● **EXTRACT TO READ**

+ + + + +

Museums and monuments ready to welcome visitorsBy Kimberley Lestieux, In News, Entertainment, Lisbon · 23 Apr 2021, 01:00 · 0 Comments
Museums, palaces, art galleries, and monuments have all now reopened, following the second phase of easing of lockdown. A great relief for cultural workers, as well as tourists and Lisboetas.
According to a report from UNESCO, in 2020 museums around the world were closed for an average of 155 days, and since the beginning of 2021, many of them have been forced to close their doors again, causing a 70 percent drop in visitors, and between 40 percent to 60 percent drop in revenues, compared to 2019. After months of lockdown, re-opening museums and monuments will not only be a big relief to cultural workers, but also to tourists discovering the city, as well as Lisboetas ready to re-discover it.
The president of the Portuguese Observatory of Cultural Activities (OPAC), José Soares Neves, indicated back in March, that approximately 660 museums in the country lost between 70 and 80 percent of their visitors, due to restrictions imposed by the pandemic, a decrease he considered “drastic”. In view of this dramatic situation, many museums, and other touristic sites, are doing anything they can to keep afloat. The city has therefore decided that municipal museums and monuments will reopen free of charge (until the end of the month). That includes Casa dos Bicos, Museu da Marioneta (Puppet Museum), Museum of Fado, Casa Fernando Pessoa, Museu de Lisboa - Teatro Romano, Museum of Aljube - Resistance and Freedom, Museu Bordalo Pinheiro, Museum of Lisbon - Santo António, Museum of Lisbon - Pimenta Palace, Atelier-Museu Júlio Pomar, Monument to the Discoveries and the Castelo de São Jorge.

+ + + + +

● **WORK INSTRUCTIONS**
Answer these questions from the article about Lisbon's museums reopening.
(a) According to the UNESCO report, for how many days on average were museums around the world closed in 2020?
(b) Who is the president of the Portuguese Observatory of Cultural Activities (OPAC)?
(c) Until when will the municipal museums and monuments reopen free of charge?
You won't need the records for anything here.

+ + + + +

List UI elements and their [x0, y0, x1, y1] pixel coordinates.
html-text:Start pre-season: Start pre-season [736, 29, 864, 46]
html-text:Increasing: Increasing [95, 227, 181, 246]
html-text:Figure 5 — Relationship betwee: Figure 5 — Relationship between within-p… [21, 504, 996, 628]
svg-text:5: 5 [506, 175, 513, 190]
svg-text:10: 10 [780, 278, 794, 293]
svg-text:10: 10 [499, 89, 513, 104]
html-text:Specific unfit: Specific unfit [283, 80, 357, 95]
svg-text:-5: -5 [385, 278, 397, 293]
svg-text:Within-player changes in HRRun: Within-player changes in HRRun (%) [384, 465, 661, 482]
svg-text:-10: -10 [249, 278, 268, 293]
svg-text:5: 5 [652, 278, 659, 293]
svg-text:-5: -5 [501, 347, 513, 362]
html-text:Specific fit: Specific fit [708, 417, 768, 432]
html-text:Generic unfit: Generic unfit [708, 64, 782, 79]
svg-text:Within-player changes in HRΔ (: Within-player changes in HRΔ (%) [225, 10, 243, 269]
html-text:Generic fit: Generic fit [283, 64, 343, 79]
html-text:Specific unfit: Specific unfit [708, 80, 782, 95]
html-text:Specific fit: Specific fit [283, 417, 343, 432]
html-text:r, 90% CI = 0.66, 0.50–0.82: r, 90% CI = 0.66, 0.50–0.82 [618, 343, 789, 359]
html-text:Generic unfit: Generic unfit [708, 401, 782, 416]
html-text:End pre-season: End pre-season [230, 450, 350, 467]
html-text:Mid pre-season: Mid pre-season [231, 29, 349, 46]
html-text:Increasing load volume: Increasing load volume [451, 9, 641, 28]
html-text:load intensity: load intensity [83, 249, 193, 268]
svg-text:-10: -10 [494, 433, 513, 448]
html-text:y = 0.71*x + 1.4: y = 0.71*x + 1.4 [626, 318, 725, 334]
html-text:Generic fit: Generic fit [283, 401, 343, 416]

+ + + + +

● **TASK OUTPUT**
(a) 155 days
(b) José Soares Neves
(c) Until the end of the month